§ **PASSAGE PROVIDED**
----------------

RevisionFailed when ServiceAccount references a non-existing imagePullSecret
Having a default ServiceAccount in a namespace referencing an imagePullSecrets that doesn't exist anymore in the namespace, creating a ksvc gets its Revision failed:
Revision "helloworld-go-00001" failed with message: Unable to fetch image "gcr.io/knative-samples/helloworld-go": failed to resolve image to digest: failed to initialize authentication: secrets "non-existing-pull-secret" not found.
Deploying the same image as an ordinary pod works fine with the same ServiceAccount.
What version of Knative?
0.20.0
Expected Behavior
Creating a Ksvc should work even if some of the image pull secrets don't exist, if they are not actually needed to pull the image.
Actual Behavior
A Revision fails.
Steps to Reproduce the Problem
Modify the default SA in a namespace to include a non-existing imagePullSecret:
apiVersion: v1
kind: ServiceAccount
metadata:
name: default
namespace: default
secrets:
- name: default-token-6trqg
imagePullSecrets:
- name: non-existing-pull-secret
Create a Ksvc:
apiVersion: serving.knative.dev/v1
kind: Service
metadata:
name: helloworld-go
spec:
template:
spec:
containers:
- image: gcr.io/knative-samples/helloworld-go
Notice the ksvc revision fails:
Revision "helloworld-go-00001" failed with message: Unable to fetch image "gcr.io/knative-samples/helloworld-go": failed to resolve image to digest: failed to initialize authentication: secrets "non-existing-pull-secret" not found.
Such behaviour seems inconsistent with how k8s works, as the same image with the same ServiceAccount works fine as an ordinary Pod:
apiVersion: v1
kind: Pod
metadata:
name: hello
spec:
containers:
- image: gcr.io/knative-samples/helloworld-go
name: hello
/area API
Such behaviour seems inconsistent with how k8s works, as the same image with the same ServiceAccount works fine as an ordinary Pod:
I'm sort of in-different to this statement. Although we differ with K8s, their behaviour may not be intentional/defined. You could argue Knative's fail-fast helps more than in hinders.
Hmm, I tend to agree with @dprotaso here. Things might go breaking in unexpected ways using this I think, as some images will work and some won't :thinking:. Not a strong opinion either though.
Would it make sense to handle "missing imagePullSecret" as equivalent to "imagePullSecret not specified"?
/kind enhancement /good-first-issue /triage needs-user-input
@evankanderson: This request has been marked as suitable for new contributors.
Please ensure the request meets the requirements listed here.
If this request no longer meets these requirements, the label can be removed
by commenting with the /remove-good-first-issue command.
In response to this:
Would it make sense to handle "missing
imagePullSecret" as equivalent to "imagePullSecretnot specified"?/kind enhancement /good-first-issue /triage needs-user-input
Instructions for interacting with me using PR comments are available here. If you have questions or suggestions related to my behavior, please file an issue against the kubernetes/test-infra repository.

----------------

§ **OBJECTIVE 1**
From the Knative issue thread, extract everything between "Hmm, I tend" and "the /remove-good-first-issue command.", inclusive, word for word.
§ **OBJECTIVE 2**
According to the Knative issue thread, which Knative version showed the failure?
The listing comes from a source separate from the Knative issue thread.

§ **DATA SECTION**
----------------

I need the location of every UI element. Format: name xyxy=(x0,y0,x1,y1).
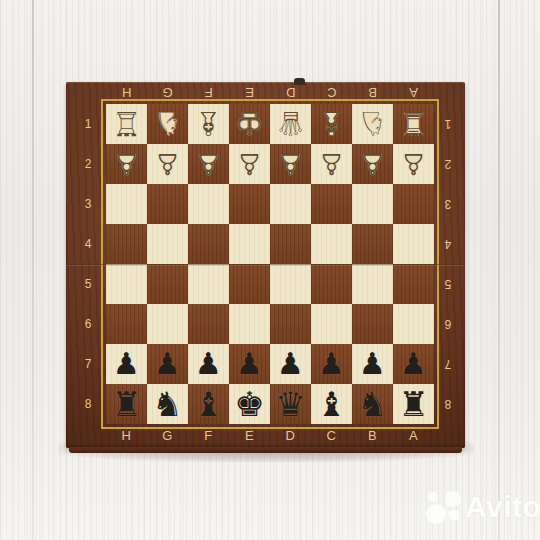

----------------

§ **ANSWER 1**
Hmm, I tend to agree with @dprotaso here. Things might go breaking in unexpected ways using this I think, as some images will work and some won't :thinking:. Not a strong opinion either though.
Would it make sense to handle "missing imagePullSecret" as equivalent to "imagePullSecret not specified"?
/kind enhancement /good-first-issue /triage needs-user-input
@evankanderson: This request has been marked as suitable for new contributors.
Please ensure the request meets the requirements listed here.
If this request no longer meets these requirements, the label can be removed
by commenting with the /remove-good-first-issue command.

§ **ANSWER 2**
Version 0.20.0.